EXERCISE GOAL:
Transcribe the lines below verbatim, skipping the images.

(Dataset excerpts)
· · · · ·
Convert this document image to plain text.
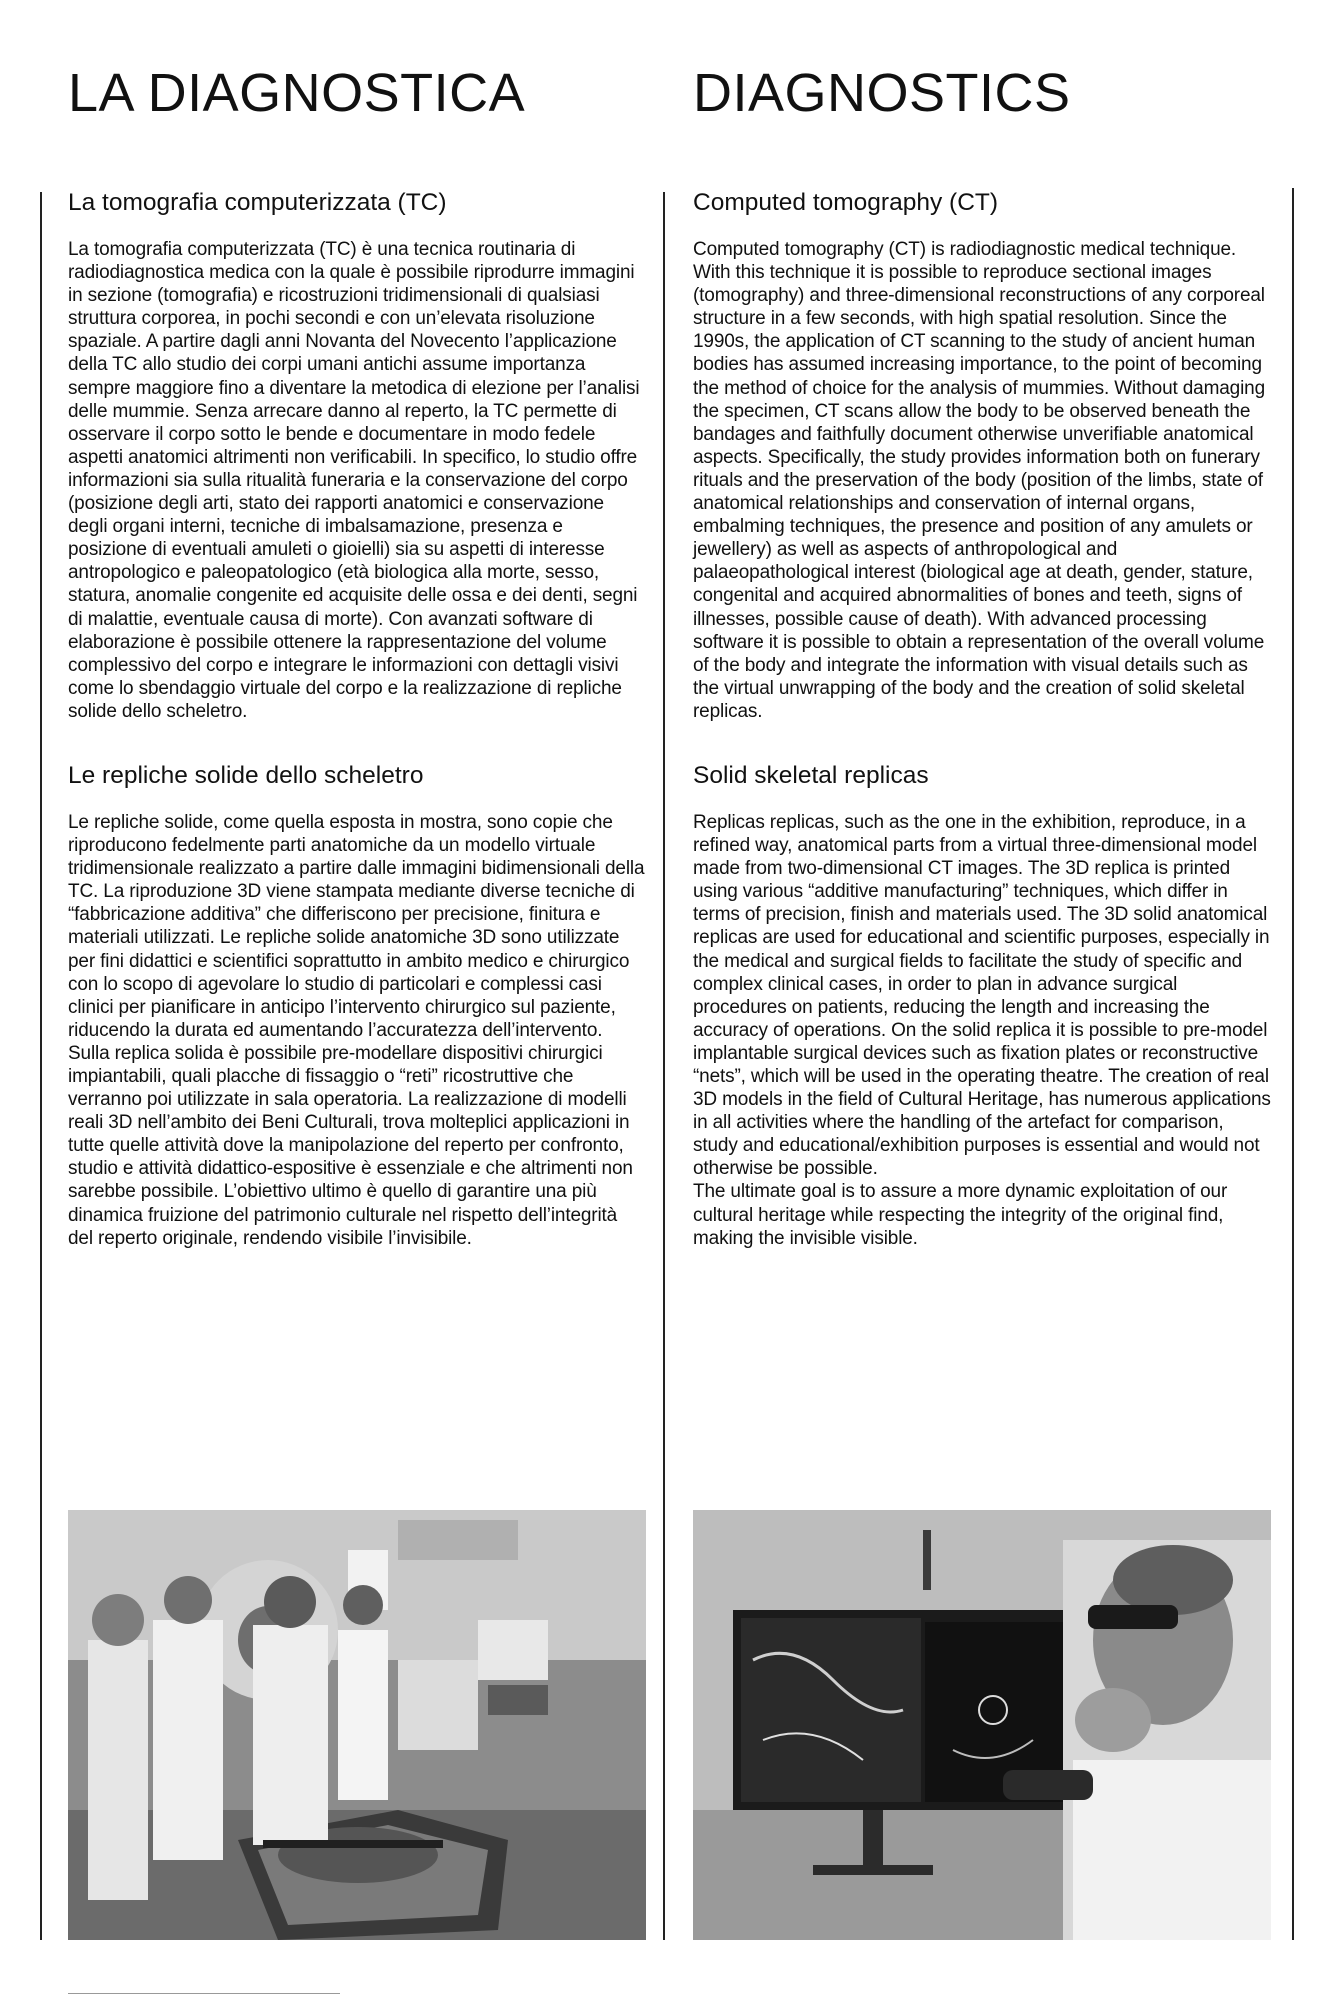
LA DIAGNOSTICA	DIAGNOSTICS
La tomografia computerizzata (TC)

La tomografia computerizzata (TC) è una tecnica routinaria di radiodiagnostica medica con la quale è possibile riprodurre immagini in sezione (tomografia) e ricostruzioni tridimensionali di qualsiasi struttura corporea, in pochi secondi e con un’elevata risoluzione spaziale. A partire dagli anni Novanta del Novecento l’applicazione della TC allo studio dei corpi umani antichi assume importanza sempre maggiore fino a diventare la metodica di elezione per l’analisi delle mummie. Senza arrecare danno al reperto, la TC permette di osservare il corpo sotto le bende e documentare in modo fedele aspetti anatomici altrimenti non verificabili. In specifico, lo studio offre informazioni sia sulla ritualità funeraria e la conservazione del corpo (posizione degli arti, stato dei rapporti anatomici e conservazione degli organi interni, tecniche di imbalsamazione, presenza e posizione di eventuali amuleti o gioielli) sia su aspetti di interesse antropologico e paleopatologico (età biologica alla morte, sesso, statura, anomalie congenite ed acquisite delle ossa e dei denti, segni di malattie, eventuale causa di morte). Con avanzati software di elaborazione è possibile ottenere la rappresentazione del volume complessivo del corpo e integrare le informazioni con dettagli visivi come lo sbendaggio virtuale del corpo e la realizzazione di repliche solide dello scheletro.

Le repliche solide dello scheletro

Le repliche solide, come quella esposta in mostra, sono copie che riproducono fedelmente parti anatomiche da un modello virtuale tridimensionale realizzato a partire dalle immagini bidimensionali della TC. La riproduzione 3D viene stampata mediante diverse tecniche di “fabbricazione additiva” che differiscono per precisione, finitura e materiali utilizzati. Le repliche solide anatomiche 3D sono utilizzate per fini didattici e scientifici soprattutto in ambito medico e chirurgico con lo scopo di agevolare lo studio di particolari e complessi casi clinici per pianificare in anticipo l’intervento chirurgico sul paziente, riducendo la durata ed aumentando l’accuratezza dell’intervento. Sulla replica solida è possibile pre-modellare dispositivi chirurgici impiantabili, quali placche di fissaggio o “reti” ricostruttive che verranno poi utilizzate in sala operatoria. La realizzazione di modelli reali 3D nell’ambito dei Beni Culturali, trova molteplici applicazioni in tutte quelle attività dove la manipolazione del reperto per confronto, studio e attività didattico-espositive è essenziale e che altrimenti non sarebbe possibile. L’obiettivo ultimo è quello di garantire una più dinamica fruizione del patrimonio culturale nel rispetto dell’integrità del reperto originale, rendendo visibile l’invisibile.

Computed tomography (CT)

Computed tomography (CT) is radiodiagnostic medical technique. With this technique it is possible to reproduce sectional images (tomography) and three-dimensional reconstructions of any corporeal structure in a few seconds, with high spatial resolution. Since the 1990s, the application of CT scanning to the study of ancient human bodies has assumed increasing importance, to the point of becoming the method of choice for the analysis of mummies. Without damaging the specimen, CT scans allow the body to be observed beneath the bandages and faithfully document otherwise unverifiable anatomical aspects. Specifically, the study provides information both on funerary rituals and the preservation of the body (position of the limbs, state of anatomical relationships and conservation of internal organs, embalming techniques, the presence and position of any amulets or jewellery) as well as aspects of anthropological and palaeopathological interest (biological age at death, gender, stature, congenital and acquired abnormalities of bones and teeth, signs of illnesses, possible cause of death). With advanced processing software it is possible to obtain a representation of the overall volume of the body and integrate the information with visual details such as the virtual unwrapping of the body and the creation of solid skeletal replicas.

Solid skeletal replicas

Replicas replicas, such as the one in the exhibition, reproduce, in a refined way, anatomical parts from a virtual three-dimensional model made from two-dimensional CT images. The 3D replica is printed using various “additive manufacturing” techniques, which differ in terms of precision, finish and materials used. The 3D solid anatomical replicas are used for educational and scientific purposes, especially in the medical and surgical fields to facilitate the study of specific and complex clinical cases, in order to plan in advance surgical procedures on patients, reducing the length and increasing the accuracy of operations. On the solid replica it is possible to pre-model implantable surgical devices such as fixation plates or reconstructive “nets”, which will be used in the operating theatre. The creation of real 3D models in the field of Cultural Heritage, has numerous applications in all activities where the handling of the artefact for comparison, study and educational/exhibition purposes is essential and would not otherwise be possible.

The ultimate goal is to assure a more dynamic exploitation of our cultural heritage while respecting the integrity of the original find, making the invisible visible.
· · · · ·
TASK RESPONSE:
Convert this document image to plain text.
LA DIAGNOSTICA	DIAGNOSTICS
La tomografia computerizzata (TC)

La tomografia computerizzata (TC) è una tecnica routinaria di radiodiagnostica medica con la quale è possibile riprodurre immagini in sezione (tomografia) e ricostruzioni tridimensionali di qualsiasi struttura corporea, in pochi secondi e con un’elevata risoluzione spaziale. A partire dagli anni Novanta del Novecento l’applicazione della TC allo studio dei corpi umani antichi assume importanza sempre maggiore fino a diventare la metodica di elezione per l’analisi delle mummie. Senza arrecare danno al reperto, la TC permette di osservare il corpo sotto le bende e documentare in modo fedele aspetti anatomici altrimenti non verificabili. In specifico, lo studio offre informazioni sia sulla ritualità funeraria e la conservazione del corpo (posizione degli arti, stato dei rapporti anatomici e conservazione degli organi interni, tecniche di imbalsamazione, presenza e posizione di eventuali amuleti o gioielli) sia su aspetti di interesse antropologico e paleopatologico (età biologica alla morte, sesso, statura, anomalie congenite ed acquisite delle ossa e dei denti, segni di malattie, eventuale causa di morte). Con avanzati software di elaborazione è possibile ottenere la rappresentazione del volume complessivo del corpo e integrare le informazioni con dettagli visivi come lo sbendaggio virtuale del corpo e la realizzazione di repliche solide dello scheletro.

Le repliche solide dello scheletro

Le repliche solide, come quella esposta in mostra, sono copie che riproducono fedelmente parti anatomiche da un modello virtuale tridimensionale realizzato a partire dalle immagini bidimensionali della TC. La riproduzione 3D viene stampata mediante diverse tecniche di “fabbricazione additiva” che differiscono per precisione, finitura e materiali utilizzati. Le repliche solide anatomiche 3D sono utilizzate per fini didattici e scientifici soprattutto in ambito medico e chirurgico con lo scopo di agevolare lo studio di particolari e complessi casi clinici per pianificare in anticipo l’intervento chirurgico sul paziente, riducendo la durata ed aumentando l’accuratezza dell’intervento. Sulla replica solida è possibile pre-modellare dispositivi chirurgici impiantabili, quali placche di fissaggio o “reti” ricostruttive che verranno poi utilizzate in sala operatoria. La realizzazione di modelli reali 3D nell’ambito dei Beni Culturali, trova molteplici applicazioni in tutte quelle attività dove la manipolazione del reperto per confronto, studio e attività didattico-espositive è essenziale e che altrimenti non sarebbe possibile. L’obiettivo ultimo è quello di garantire una più dinamica fruizione del patrimonio culturale nel rispetto dell’integrità del reperto originale, rendendo visibile l’invisibile.

Computed tomography (CT)

Computed tomography (CT) is radiodiagnostic medical technique. With this technique it is possible to reproduce sectional images (tomography) and three-dimensional reconstructions of any corporeal structure in a few seconds, with high spatial resolution. Since the 1990s, the application of CT scanning to the study of ancient human bodies has assumed increasing importance, to the point of becoming the method of choice for the analysis of mummies. Without damaging the specimen, CT scans allow the body to be observed beneath the bandages and faithfully document otherwise unverifiable anatomical aspects. Specifically, the study provides information both on funerary rituals and the preservation of the body (position of the limbs, state of anatomical relationships and conservation of internal organs, embalming techniques, the presence and position of any amulets or jewellery) as well as aspects of anthropological and palaeopathological interest (biological age at death, gender, stature, congenital and acquired abnormalities of bones and teeth, signs of illnesses, possible cause of death). With advanced processing software it is possible to obtain a representation of the overall volume of the body and integrate the information with visual details such as the virtual unwrapping of the body and the creation of solid skeletal replicas.

Solid skeletal replicas

Replicas replicas, such as the one in the exhibition, reproduce, in a refined way, anatomical parts from a virtual three-dimensional model made from two-dimensional CT images. The 3D replica is printed using various “additive manufacturing” techniques, which differ in terms of precision, finish and materials used. The 3D solid anatomical replicas are used for educational and scientific purposes, especially in the medical and surgical fields to facilitate the study of specific and complex clinical cases, in order to plan in advance surgical procedures on patients, reducing the length and increasing the accuracy of operations. On the solid replica it is possible to pre-model implantable surgical devices such as fixation plates or reconstructive “nets”, which will be used in the operating theatre. The creation of real 3D models in the field of Cultural Heritage, has numerous applications in all activities where the handling of the artefact for comparison, study and educational/exhibition purposes is essential and would not otherwise be possible.

The ultimate goal is to assure a more dynamic exploitation of our cultural heritage while respecting the integrity of the original find, making the invisible visible.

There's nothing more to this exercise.